Exercise directions: Copy every line of the material below word for word.

Available records:
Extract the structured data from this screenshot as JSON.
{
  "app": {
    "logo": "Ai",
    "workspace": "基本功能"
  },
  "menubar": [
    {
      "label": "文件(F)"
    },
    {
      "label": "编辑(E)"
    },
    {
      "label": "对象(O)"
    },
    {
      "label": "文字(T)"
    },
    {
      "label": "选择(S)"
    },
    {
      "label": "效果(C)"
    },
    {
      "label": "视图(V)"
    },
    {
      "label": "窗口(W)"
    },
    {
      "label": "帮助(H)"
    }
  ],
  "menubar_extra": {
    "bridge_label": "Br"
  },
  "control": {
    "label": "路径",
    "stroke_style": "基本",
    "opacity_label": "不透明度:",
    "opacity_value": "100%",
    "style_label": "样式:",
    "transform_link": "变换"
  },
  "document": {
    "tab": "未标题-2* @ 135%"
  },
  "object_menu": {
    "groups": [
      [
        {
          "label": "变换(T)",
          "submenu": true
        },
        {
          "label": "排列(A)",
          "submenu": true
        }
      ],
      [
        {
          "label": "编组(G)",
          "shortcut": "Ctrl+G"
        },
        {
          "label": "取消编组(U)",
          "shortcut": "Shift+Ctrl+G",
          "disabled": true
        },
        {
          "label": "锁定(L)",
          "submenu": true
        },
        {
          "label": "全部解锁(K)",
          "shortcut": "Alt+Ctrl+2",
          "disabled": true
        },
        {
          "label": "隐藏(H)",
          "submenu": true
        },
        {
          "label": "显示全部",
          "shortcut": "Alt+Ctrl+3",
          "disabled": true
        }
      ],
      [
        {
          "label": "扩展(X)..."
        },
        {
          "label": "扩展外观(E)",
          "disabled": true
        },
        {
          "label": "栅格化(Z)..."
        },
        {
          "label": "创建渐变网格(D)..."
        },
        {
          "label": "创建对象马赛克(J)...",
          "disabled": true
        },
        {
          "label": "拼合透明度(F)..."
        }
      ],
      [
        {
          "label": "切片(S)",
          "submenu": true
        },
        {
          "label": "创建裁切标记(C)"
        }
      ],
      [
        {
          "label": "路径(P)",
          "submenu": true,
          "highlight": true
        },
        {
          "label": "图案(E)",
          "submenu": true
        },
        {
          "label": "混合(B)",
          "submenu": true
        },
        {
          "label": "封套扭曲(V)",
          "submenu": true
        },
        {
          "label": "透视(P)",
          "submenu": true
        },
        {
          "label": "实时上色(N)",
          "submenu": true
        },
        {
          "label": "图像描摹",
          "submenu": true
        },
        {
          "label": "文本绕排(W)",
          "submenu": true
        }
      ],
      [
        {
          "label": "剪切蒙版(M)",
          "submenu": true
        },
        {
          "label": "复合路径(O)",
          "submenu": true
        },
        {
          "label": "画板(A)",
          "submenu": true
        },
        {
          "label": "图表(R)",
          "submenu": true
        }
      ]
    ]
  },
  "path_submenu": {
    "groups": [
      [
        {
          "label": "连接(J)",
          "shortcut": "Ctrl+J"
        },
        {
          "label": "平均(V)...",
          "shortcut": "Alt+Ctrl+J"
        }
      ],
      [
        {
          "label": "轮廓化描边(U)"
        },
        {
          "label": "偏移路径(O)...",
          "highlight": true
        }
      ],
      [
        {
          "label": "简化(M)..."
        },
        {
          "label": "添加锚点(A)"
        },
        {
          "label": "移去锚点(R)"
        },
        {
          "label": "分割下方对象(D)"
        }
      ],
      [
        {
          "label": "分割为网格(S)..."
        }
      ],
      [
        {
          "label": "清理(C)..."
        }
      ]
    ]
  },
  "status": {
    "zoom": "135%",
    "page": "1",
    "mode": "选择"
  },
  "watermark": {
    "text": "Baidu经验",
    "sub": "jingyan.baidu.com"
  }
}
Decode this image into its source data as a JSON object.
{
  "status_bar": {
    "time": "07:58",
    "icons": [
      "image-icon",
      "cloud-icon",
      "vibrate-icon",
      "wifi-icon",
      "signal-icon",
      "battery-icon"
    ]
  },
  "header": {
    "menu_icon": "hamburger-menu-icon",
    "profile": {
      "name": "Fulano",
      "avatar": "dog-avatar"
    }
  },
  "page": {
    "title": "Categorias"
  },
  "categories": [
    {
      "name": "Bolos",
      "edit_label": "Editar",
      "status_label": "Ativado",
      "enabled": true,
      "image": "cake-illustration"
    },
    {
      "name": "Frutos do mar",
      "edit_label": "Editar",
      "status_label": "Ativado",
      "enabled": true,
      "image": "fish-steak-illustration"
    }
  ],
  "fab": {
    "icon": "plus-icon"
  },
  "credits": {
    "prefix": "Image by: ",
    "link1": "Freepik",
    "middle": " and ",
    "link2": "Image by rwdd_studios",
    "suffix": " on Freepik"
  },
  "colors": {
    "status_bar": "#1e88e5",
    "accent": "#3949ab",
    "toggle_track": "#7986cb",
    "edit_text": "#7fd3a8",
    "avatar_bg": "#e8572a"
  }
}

Problem solution:
Extract the structured data from this screenshot as JSON.
{
  "app": {
    "logo": "Ai",
    "workspace": "基本功能"
  },
  "menubar": [
    {
      "label": "文件(F)"
    },
    {
      "label": "编辑(E)"
    },
    {
      "label": "对象(O)"
    },
    {
      "label": "文字(T)"
    },
    {
      "label": "选择(S)"
    },
    {
      "label": "效果(C)"
    },
    {
      "label": "视图(V)"
    },
    {
      "label": "窗口(W)"
    },
    {
      "label": "帮助(H)"
    }
  ],
  "menubar_extra": {
    "bridge_label": "Br"
  },
  "control": {
    "label": "路径",
    "stroke_style": "基本",
    "opacity_label": "不透明度:",
    "opacity_value": "100%",
    "style_label": "样式:",
    "transform_link": "变换"
  },
  "document": {
    "tab": "未标题-2* @ 135%"
  },
  "object_menu": {
    "groups": [
      [
        {
          "label": "变换(T)",
          "submenu": true
        },
        {
          "label": "排列(A)",
          "submenu": true
        }
      ],
      [
        {
          "label": "编组(G)",
          "shortcut": "Ctrl+G"
        },
        {
          "label": "取消编组(U)",
          "shortcut": "Shift+Ctrl+G",
          "disabled": true
        },
        {
          "label": "锁定(L)",
          "submenu": true
        },
        {
          "label": "全部解锁(K)",
          "shortcut": "Alt+Ctrl+2",
          "disabled": true
        },
        {
          "label": "隐藏(H)",
          "submenu": true
        },
        {
          "label": "显示全部",
          "shortcut": "Alt+Ctrl+3",
          "disabled": true
        }
      ],
      [
        {
          "label": "扩展(X)..."
        },
        {
          "label": "扩展外观(E)",
          "disabled": true
        },
        {
          "label": "栅格化(Z)..."
        },
        {
          "label": "创建渐变网格(D)..."
        },
        {
          "label": "创建对象马赛克(J)...",
          "disabled": true
        },
        {
          "label": "拼合透明度(F)..."
        }
      ],
      [
        {
          "label": "切片(S)",
          "submenu": true
        },
        {
          "label": "创建裁切标记(C)"
        }
      ],
      [
        {
          "label": "路径(P)",
          "submenu": true,
          "highlight": true
        },
        {
          "label": "图案(E)",
          "submenu": true
        },
        {
          "label": "混合(B)",
          "submenu": true
        },
        {
          "label": "封套扭曲(V)",
          "submenu": true
        },
        {
          "label": "透视(P)",
          "submenu": true
        },
        {
          "label": "实时上色(N)",
          "submenu": true
        },
        {
          "label": "图像描摹",
          "submenu": true
        },
        {
          "label": "文本绕排(W)",
          "submenu": true
        }
      ],
      [
        {
          "label": "剪切蒙版(M)",
          "submenu": true
        },
        {
          "label": "复合路径(O)",
          "submenu": true
        },
        {
          "label": "画板(A)",
          "submenu": true
        },
        {
          "label": "图表(R)",
          "submenu": true
        }
      ]
    ]
  },
  "path_submenu": {
    "groups": [
      [
        {
          "label": "连接(J)",
          "shortcut": "Ctrl+J"
        },
        {
          "label": "平均(V)...",
          "shortcut": "Alt+Ctrl+J"
        }
      ],
      [
        {
          "label": "轮廓化描边(U)"
        },
        {
          "label": "偏移路径(O)...",
          "highlight": true
        }
      ],
      [
        {
          "label": "简化(M)..."
        },
        {
          "label": "添加锚点(A)"
        },
        {
          "label": "移去锚点(R)"
        },
        {
          "label": "分割下方对象(D)"
        }
      ],
      [
        {
          "label": "分割为网格(S)..."
        }
      ],
      [
        {
          "label": "清理(C)..."
        }
      ]
    ]
  },
  "status": {
    "zoom": "135%",
    "page": "1",
    "mode": "选择"
  },
  "watermark": {
    "text": "Baidu经验",
    "sub": "jingyan.baidu.com"
  }
}
Decode this image into its source data as a JSON object.
{
  "status_bar": {
    "time": "07:58",
    "icons": [
      "image-icon",
      "cloud-icon",
      "vibrate-icon",
      "wifi-icon",
      "signal-icon",
      "battery-icon"
    ]
  },
  "header": {
    "menu_icon": "hamburger-menu-icon",
    "profile": {
      "name": "Fulano",
      "avatar": "dog-avatar"
    }
  },
  "page": {
    "title": "Categorias"
  },
  "categories": [
    {
      "name": "Bolos",
      "edit_label": "Editar",
      "status_label": "Ativado",
      "enabled": true,
      "image": "cake-illustration"
    },
    {
      "name": "Frutos do mar",
      "edit_label": "Editar",
      "status_label": "Ativado",
      "enabled": true,
      "image": "fish-steak-illustration"
    }
  ],
  "fab": {
    "icon": "plus-icon"
  },
  "credits": {
    "prefix": "Image by: ",
    "link1": "Freepik",
    "middle": " and ",
    "link2": "Image by rwdd_studios",
    "suffix": " on Freepik"
  },
  "colors": {
    "status_bar": "#1e88e5",
    "accent": "#3949ab",
    "toggle_track": "#7986cb",
    "edit_text": "#7fd3a8",
    "avatar_bg": "#e8572a"
  }
}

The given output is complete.